Extracted data entries
..........

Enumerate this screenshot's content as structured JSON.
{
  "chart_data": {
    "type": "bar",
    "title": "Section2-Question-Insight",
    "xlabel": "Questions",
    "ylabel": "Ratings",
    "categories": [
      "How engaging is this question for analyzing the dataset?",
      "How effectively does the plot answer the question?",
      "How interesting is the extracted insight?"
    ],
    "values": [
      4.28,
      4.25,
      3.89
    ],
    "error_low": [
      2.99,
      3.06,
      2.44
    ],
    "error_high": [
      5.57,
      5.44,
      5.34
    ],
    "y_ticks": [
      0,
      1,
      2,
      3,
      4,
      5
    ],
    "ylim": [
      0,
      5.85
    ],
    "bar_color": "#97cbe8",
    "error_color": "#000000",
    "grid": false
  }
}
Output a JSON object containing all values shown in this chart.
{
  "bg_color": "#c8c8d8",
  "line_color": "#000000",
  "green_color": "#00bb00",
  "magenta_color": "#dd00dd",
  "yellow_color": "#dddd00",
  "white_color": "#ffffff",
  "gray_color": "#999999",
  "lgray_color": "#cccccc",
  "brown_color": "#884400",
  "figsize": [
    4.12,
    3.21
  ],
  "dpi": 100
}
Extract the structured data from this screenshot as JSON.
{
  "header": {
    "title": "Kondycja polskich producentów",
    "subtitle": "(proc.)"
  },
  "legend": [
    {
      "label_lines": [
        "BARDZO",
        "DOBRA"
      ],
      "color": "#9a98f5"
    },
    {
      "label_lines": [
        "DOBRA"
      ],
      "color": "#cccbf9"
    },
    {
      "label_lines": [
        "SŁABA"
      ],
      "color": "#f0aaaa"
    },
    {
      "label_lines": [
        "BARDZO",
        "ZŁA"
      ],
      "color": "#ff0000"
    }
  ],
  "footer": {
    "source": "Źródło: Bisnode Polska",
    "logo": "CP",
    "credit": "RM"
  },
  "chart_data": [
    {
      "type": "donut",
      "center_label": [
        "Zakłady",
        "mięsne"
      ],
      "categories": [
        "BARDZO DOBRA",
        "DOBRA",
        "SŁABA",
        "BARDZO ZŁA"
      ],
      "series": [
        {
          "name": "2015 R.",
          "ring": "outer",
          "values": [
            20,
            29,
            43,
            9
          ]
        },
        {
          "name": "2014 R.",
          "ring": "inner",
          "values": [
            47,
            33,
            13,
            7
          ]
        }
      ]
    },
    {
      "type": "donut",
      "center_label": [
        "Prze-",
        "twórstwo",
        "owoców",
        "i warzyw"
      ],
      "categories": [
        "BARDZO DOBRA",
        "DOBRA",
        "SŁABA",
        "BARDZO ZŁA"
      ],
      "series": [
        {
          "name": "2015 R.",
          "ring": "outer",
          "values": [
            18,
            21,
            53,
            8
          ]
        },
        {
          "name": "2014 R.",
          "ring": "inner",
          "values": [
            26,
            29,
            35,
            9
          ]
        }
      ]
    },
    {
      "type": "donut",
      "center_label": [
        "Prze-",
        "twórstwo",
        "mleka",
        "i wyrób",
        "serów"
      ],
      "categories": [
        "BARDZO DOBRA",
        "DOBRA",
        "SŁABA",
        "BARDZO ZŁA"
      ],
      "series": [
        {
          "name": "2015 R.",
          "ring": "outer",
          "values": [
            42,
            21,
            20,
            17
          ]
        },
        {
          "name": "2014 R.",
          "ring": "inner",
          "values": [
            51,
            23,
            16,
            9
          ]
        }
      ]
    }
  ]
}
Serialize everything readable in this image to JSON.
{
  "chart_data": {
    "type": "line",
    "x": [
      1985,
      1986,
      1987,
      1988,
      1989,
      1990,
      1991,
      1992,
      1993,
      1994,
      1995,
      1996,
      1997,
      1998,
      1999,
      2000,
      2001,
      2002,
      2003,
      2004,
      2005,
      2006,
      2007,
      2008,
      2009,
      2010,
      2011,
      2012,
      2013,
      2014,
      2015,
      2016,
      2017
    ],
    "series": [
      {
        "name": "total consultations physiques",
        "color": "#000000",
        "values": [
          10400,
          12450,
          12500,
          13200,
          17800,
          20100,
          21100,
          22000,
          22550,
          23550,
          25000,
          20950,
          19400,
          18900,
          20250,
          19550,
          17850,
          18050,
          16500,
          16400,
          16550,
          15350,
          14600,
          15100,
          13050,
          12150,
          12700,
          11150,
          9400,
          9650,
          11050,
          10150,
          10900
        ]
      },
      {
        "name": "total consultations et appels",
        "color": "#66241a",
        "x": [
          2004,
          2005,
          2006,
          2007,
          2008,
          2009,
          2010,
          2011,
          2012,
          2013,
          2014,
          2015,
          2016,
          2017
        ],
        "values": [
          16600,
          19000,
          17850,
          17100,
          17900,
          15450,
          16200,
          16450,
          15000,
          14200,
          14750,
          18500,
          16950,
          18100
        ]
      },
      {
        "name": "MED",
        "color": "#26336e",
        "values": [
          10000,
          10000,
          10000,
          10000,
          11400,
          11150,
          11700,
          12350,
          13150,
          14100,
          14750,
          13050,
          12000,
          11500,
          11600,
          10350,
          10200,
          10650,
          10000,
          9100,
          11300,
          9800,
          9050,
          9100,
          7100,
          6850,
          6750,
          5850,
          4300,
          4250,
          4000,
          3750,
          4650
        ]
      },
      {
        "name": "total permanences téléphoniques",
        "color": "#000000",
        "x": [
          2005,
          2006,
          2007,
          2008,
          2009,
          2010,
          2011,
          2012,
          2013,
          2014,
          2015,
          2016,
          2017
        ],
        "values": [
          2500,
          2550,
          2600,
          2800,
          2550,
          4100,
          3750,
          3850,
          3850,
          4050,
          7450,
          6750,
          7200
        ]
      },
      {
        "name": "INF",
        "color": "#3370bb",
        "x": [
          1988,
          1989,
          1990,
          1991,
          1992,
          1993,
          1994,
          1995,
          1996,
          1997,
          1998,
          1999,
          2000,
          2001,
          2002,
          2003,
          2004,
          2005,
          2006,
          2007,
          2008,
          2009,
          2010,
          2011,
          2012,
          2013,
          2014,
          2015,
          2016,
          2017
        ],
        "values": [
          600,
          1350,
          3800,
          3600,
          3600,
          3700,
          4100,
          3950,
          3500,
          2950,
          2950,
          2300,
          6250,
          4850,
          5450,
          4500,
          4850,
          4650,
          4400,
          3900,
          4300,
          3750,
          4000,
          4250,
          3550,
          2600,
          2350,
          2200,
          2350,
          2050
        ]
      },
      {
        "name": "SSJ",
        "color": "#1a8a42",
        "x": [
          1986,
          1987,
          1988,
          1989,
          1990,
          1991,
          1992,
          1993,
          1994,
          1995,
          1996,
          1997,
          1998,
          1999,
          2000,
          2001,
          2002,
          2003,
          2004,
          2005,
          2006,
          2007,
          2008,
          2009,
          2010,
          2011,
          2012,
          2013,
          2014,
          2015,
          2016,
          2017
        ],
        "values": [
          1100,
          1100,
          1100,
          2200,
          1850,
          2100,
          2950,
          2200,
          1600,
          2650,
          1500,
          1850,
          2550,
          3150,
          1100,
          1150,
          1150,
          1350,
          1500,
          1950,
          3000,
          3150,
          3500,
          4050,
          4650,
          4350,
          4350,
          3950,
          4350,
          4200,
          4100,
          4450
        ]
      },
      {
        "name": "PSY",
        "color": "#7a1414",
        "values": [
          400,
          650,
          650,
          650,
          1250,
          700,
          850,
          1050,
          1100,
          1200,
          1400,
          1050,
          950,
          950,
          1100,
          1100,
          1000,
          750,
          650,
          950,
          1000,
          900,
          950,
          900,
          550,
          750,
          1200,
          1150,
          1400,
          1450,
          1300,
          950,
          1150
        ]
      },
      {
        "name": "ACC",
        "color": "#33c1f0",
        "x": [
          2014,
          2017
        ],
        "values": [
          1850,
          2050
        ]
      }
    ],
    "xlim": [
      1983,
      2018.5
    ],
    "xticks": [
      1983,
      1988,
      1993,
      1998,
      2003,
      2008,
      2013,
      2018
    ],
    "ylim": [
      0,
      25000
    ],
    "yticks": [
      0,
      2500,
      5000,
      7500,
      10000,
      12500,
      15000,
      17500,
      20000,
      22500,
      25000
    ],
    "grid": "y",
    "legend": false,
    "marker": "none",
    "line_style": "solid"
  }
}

..........

Each line above that includes "screenshot" counts once; state the total and nothing more.

RESULT: 2